### PROBLEM REQUIREMENTS
Please arrange every line of the entries below as a Markdown table with the columns "Row" and "Entry line", numbering the rows and skipping blank lines. Leave the pictures out of the table.

[Stored dataset items]
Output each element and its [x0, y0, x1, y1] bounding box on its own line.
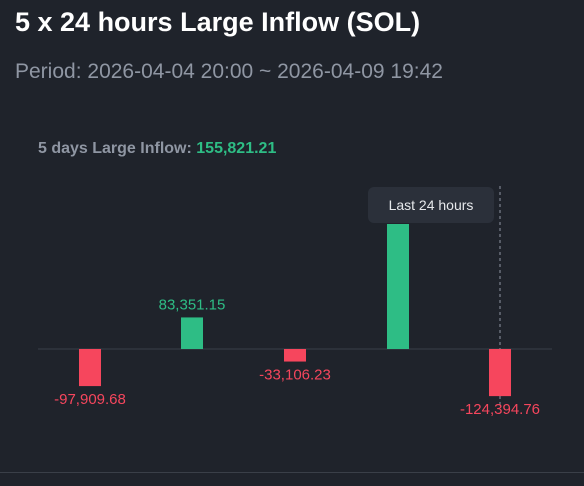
period-text: Period: 2026-04-04 20:00 ~ 2026-04-09 19…: [15, 60, 443, 84]
bar-value-label-2: 83,351.15: [159, 296, 226, 313]
bar-4: [387, 224, 409, 349]
inflow-bar-chart: -97,909.6883,351.15-33,106.233-124,394.7…: [38, 186, 552, 418]
period-value: 2026-04-04 20:00 ~ 2026-04-09 19:42: [87, 60, 443, 83]
bar-value-label-3: -33,106.23: [259, 367, 331, 384]
bar-value-label-1: -97,909.68: [54, 391, 126, 408]
summary-label: 5 days Large Inflow:: [38, 140, 192, 157]
summary-value: 155,821.21: [196, 140, 277, 157]
bar-2: [181, 317, 203, 349]
hover-tooltip: Last 24 hours: [368, 187, 494, 223]
bar-3: [284, 349, 306, 362]
bar-5: [489, 349, 511, 397]
inflow-summary: 5 days Large Inflow: 155,821.21: [38, 140, 276, 158]
bottom-divider: [0, 472, 584, 473]
bar-value-label-5: -124,394.76: [460, 401, 540, 418]
period-label: Period:: [15, 60, 82, 83]
bar-1: [79, 349, 101, 387]
page-title: 5 x 24 hours Large Inflow (SOL): [15, 7, 421, 37]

### SOLUTION BELOW
| Row | Entry line |
|---|---|
| 1 | Output each element and its [x0, y0, x1, y1] bounding box on its own line. |
| 2 | period-text: Period: 2026-04-04 20:00 ~ 2026-04-09 19…: [15, 60, 443, 84] |
| 3 | bar-value-label-2: 83,351.15: [159, 296, 226, 313] |
| 4 | bar-4: [387, 224, 409, 349] |
| 5 | inflow-bar-chart: -97,909.6883,351.15-33,106.233-124,394.7…: [38, 186, 552, 418] |
| 6 | period-value: 2026-04-04 20:00 ~ 2026-04-09 19:42: [87, 60, 443, 83] |
| 7 | bar-value-label-3: -33,106.23: [259, 367, 331, 384] |
| 8 | bar-value-label-1: -97,909.68: [54, 391, 126, 408] |
| 9 | summary-label: 5 days Large Inflow:: [38, 140, 192, 157] |
| 10 | summary-value: 155,821.21: [196, 140, 277, 157] |
| 11 | bar-2: [181, 317, 203, 349] |
| 12 | hover-tooltip: Last 24 hours: [368, 187, 494, 223] |
| 13 | bar-3: [284, 349, 306, 362] |
| 14 | bar-5: [489, 349, 511, 397] |
| 15 | inflow-summary: 5 days Large Inflow: 155,821.21: [38, 140, 276, 158] |
| 16 | bottom-divider: [0, 472, 584, 473] |
| 17 | bar-value-label-5: -124,394.76: [460, 401, 540, 418] |
| 18 | period-label: Period:: [15, 60, 82, 83] |
| 19 | bar-1: [79, 349, 101, 387] |
| 20 | page-title: 5 x 24 hours Large Inflow (SOL): [15, 7, 421, 37] |